[領域とラベルの一覧]
::::::::::

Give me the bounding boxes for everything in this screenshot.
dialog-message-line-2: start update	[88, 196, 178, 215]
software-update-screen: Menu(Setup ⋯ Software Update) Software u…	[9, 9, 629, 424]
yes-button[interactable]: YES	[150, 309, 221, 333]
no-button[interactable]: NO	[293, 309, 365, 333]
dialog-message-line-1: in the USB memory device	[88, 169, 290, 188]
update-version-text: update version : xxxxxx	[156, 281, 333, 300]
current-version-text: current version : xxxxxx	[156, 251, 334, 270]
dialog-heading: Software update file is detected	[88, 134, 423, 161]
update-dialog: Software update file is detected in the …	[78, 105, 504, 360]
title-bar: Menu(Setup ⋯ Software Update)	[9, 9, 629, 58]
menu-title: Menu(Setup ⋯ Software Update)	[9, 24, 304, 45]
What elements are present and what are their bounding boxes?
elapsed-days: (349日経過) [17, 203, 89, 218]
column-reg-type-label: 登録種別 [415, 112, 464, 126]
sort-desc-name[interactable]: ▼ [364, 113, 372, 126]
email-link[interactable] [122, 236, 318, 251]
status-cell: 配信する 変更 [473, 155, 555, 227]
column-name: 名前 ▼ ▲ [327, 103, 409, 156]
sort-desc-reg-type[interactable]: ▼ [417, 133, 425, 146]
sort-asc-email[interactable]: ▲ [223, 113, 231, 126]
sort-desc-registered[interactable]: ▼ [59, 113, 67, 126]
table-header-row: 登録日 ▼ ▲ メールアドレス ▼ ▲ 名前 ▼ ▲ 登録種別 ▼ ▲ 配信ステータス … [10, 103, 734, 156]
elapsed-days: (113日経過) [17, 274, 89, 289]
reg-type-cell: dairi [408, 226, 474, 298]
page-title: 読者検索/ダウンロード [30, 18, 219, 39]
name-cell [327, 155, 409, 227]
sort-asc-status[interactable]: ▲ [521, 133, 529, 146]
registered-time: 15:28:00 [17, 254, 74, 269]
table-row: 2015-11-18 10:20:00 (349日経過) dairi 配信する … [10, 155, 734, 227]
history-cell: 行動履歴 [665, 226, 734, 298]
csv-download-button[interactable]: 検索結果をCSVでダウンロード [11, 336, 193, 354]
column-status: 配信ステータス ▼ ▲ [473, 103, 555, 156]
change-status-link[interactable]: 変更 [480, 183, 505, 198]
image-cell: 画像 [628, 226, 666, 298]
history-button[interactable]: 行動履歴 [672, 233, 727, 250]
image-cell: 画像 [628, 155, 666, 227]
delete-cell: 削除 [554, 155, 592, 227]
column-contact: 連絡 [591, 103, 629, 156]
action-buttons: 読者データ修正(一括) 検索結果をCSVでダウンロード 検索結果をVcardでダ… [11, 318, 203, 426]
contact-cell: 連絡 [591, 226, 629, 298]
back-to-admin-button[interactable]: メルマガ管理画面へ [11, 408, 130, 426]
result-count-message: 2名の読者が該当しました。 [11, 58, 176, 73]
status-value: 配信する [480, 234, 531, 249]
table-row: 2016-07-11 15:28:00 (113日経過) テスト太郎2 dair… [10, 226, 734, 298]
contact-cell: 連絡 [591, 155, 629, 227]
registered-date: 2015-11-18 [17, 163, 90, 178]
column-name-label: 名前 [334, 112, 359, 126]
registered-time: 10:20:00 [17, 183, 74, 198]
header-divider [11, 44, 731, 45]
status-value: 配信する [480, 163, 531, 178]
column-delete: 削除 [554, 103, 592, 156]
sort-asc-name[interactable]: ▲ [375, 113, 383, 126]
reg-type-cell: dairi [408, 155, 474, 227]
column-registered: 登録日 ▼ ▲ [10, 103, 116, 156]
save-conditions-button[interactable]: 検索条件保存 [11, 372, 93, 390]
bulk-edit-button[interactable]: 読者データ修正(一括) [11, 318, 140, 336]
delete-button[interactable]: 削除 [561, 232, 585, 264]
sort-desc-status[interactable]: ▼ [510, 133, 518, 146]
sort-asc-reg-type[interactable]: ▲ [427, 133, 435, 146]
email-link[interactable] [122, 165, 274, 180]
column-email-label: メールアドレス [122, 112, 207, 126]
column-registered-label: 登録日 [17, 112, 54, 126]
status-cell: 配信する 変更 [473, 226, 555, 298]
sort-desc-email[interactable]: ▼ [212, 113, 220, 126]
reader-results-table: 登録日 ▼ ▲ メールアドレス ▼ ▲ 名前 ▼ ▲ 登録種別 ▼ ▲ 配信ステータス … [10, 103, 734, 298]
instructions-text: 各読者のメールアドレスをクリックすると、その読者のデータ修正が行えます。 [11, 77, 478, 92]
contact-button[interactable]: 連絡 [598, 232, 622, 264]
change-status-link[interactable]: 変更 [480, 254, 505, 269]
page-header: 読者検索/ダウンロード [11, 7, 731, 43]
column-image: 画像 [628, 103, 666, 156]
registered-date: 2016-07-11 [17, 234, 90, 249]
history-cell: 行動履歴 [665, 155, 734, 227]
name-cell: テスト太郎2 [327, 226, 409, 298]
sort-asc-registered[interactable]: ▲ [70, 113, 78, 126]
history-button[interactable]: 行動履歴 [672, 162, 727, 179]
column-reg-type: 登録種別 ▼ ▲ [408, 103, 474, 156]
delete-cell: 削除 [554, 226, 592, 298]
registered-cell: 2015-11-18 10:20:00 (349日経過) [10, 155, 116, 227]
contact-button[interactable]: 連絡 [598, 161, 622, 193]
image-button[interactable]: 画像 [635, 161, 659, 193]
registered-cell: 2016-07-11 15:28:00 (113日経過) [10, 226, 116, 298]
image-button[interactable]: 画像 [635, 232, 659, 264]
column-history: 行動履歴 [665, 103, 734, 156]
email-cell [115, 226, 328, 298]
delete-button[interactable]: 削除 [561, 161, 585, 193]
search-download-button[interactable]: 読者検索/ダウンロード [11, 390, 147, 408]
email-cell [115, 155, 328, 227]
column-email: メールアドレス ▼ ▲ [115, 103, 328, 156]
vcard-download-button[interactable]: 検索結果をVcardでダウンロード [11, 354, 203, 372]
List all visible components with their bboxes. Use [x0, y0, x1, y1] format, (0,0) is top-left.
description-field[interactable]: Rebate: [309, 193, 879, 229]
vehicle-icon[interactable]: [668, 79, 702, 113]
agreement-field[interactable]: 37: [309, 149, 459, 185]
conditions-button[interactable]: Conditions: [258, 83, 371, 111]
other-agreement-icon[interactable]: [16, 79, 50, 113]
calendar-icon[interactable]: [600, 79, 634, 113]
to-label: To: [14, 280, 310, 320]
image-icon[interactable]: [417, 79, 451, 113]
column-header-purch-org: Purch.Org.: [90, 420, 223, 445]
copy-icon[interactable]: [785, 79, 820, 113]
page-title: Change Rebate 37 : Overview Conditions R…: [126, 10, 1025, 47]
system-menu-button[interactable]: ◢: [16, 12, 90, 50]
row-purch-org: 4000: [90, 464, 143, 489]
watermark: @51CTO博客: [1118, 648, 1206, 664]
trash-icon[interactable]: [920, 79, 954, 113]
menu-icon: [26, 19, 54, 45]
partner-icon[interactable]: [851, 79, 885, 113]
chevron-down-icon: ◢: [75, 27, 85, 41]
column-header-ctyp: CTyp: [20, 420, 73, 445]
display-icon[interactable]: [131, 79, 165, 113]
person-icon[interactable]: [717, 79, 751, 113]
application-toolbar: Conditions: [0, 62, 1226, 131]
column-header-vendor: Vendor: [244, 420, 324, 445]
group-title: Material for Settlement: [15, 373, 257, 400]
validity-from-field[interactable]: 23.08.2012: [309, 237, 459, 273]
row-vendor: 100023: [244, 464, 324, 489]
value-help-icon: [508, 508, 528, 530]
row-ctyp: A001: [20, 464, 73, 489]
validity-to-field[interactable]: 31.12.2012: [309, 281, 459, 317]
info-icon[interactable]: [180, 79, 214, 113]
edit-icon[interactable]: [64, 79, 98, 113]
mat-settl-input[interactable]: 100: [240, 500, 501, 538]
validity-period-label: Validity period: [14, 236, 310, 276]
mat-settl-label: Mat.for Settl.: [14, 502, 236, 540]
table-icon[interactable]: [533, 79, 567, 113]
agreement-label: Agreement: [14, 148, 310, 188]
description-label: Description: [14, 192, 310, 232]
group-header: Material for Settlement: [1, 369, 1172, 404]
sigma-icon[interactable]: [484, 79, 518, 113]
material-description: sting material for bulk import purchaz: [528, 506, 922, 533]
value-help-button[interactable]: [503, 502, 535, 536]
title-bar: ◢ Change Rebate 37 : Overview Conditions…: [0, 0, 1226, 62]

::::::::::

作業の指示: 記録の先頭から「history-cell: 行動履歴 [665, 226, 734, 298]」を含む行までの各行を、その行も含めて一字も変えずに抜き出せ。

出力全文:
Give me the bounding boxes for everything in this screenshot.
dialog-message-line-2: start update	[88, 196, 178, 215]
software-update-screen: Menu(Setup ⋯ Software Update) Software u…	[9, 9, 629, 424]
yes-button[interactable]: YES	[150, 309, 221, 333]
no-button[interactable]: NO	[293, 309, 365, 333]
dialog-message-line-1: in the USB memory device	[88, 169, 290, 188]
update-version-text: update version : xxxxxx	[156, 281, 333, 300]
current-version-text: current version : xxxxxx	[156, 251, 334, 270]
dialog-heading: Software update file is detected	[88, 134, 423, 161]
update-dialog: Software update file is detected in the …	[78, 105, 504, 360]
title-bar: Menu(Setup ⋯ Software Update)	[9, 9, 629, 58]
menu-title: Menu(Setup ⋯ Software Update)	[9, 24, 304, 45]
What elements are present and what are their bounding boxes?
elapsed-days: (349日経過) [17, 203, 89, 218]
column-reg-type-label: 登録種別 [415, 112, 464, 126]
sort-desc-name[interactable]: ▼ [364, 113, 372, 126]
email-link[interactable] [122, 236, 318, 251]
status-cell: 配信する 変更 [473, 155, 555, 227]
column-name: 名前 ▼ ▲ [327, 103, 409, 156]
sort-desc-reg-type[interactable]: ▼ [417, 133, 425, 146]
sort-asc-email[interactable]: ▲ [223, 113, 231, 126]
sort-desc-registered[interactable]: ▼ [59, 113, 67, 126]
table-header-row: 登録日 ▼ ▲ メールアドレス ▼ ▲ 名前 ▼ ▲ 登録種別 ▼ ▲ 配信ステータス … [10, 103, 734, 156]
elapsed-days: (113日経過) [17, 274, 89, 289]
reg-type-cell: dairi [408, 226, 474, 298]
page-title: 読者検索/ダウンロード [30, 18, 219, 39]
name-cell [327, 155, 409, 227]
sort-asc-status[interactable]: ▲ [521, 133, 529, 146]
registered-time: 15:28:00 [17, 254, 74, 269]
table-row: 2015-11-18 10:20:00 (349日経過) dairi 配信する … [10, 155, 734, 227]
history-cell: 行動履歴 [665, 226, 734, 298]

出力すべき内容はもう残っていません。